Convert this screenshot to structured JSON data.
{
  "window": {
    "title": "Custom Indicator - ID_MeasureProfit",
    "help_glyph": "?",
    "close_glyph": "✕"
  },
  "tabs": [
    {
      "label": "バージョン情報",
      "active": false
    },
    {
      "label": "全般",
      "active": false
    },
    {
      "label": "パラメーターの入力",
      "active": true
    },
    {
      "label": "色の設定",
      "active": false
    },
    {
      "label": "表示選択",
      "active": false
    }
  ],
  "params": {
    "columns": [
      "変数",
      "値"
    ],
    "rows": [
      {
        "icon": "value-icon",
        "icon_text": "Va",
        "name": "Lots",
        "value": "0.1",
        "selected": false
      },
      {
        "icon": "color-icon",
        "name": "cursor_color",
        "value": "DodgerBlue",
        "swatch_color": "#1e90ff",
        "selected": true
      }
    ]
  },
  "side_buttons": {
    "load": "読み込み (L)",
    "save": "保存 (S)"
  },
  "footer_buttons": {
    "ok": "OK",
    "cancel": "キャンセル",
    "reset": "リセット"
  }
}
---
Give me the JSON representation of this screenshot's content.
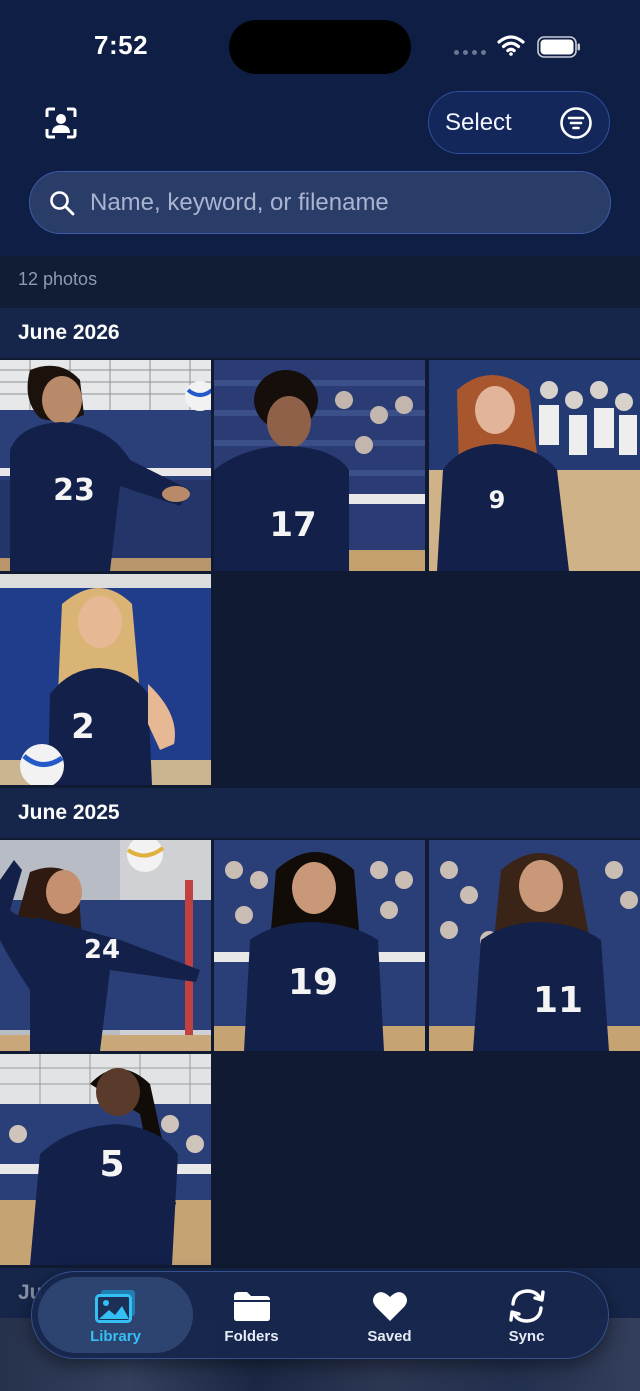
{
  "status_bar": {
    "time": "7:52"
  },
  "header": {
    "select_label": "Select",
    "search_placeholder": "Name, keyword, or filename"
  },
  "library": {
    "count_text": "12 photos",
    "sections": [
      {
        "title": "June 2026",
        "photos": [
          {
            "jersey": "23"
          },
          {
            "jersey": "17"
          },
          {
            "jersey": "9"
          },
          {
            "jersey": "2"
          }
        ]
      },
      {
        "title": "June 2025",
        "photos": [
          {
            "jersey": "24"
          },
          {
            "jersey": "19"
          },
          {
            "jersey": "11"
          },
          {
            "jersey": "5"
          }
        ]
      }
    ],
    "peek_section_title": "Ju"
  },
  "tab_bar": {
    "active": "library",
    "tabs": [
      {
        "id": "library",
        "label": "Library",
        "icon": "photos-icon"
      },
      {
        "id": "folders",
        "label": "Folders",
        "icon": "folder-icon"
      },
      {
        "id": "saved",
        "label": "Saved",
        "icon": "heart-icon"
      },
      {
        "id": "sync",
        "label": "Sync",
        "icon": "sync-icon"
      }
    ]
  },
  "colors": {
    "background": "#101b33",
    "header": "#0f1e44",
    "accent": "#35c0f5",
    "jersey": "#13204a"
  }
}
==
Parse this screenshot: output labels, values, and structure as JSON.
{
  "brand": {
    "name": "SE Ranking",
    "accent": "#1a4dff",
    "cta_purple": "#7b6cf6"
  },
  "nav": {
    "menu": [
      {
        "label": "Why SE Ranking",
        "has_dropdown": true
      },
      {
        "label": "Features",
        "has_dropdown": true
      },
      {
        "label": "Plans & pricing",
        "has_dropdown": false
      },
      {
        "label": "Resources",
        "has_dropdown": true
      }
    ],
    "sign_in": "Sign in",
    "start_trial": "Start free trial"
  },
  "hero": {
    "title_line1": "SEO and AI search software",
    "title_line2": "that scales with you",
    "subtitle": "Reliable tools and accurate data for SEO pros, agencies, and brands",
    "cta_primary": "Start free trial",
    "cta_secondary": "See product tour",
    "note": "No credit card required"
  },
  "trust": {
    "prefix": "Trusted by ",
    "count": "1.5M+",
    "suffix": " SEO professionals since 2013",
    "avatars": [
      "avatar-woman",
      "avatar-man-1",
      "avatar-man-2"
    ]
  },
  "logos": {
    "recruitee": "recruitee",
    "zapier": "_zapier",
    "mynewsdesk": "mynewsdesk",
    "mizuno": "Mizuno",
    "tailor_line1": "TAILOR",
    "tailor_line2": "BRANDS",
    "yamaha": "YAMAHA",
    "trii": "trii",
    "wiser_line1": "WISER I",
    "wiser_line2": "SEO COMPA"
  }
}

▶ Aim
Pull out each line holding the string "Start".

▶ Solution to the problem
    "start_trial": "Start free trial"
    "cta_primary": "Start free trial",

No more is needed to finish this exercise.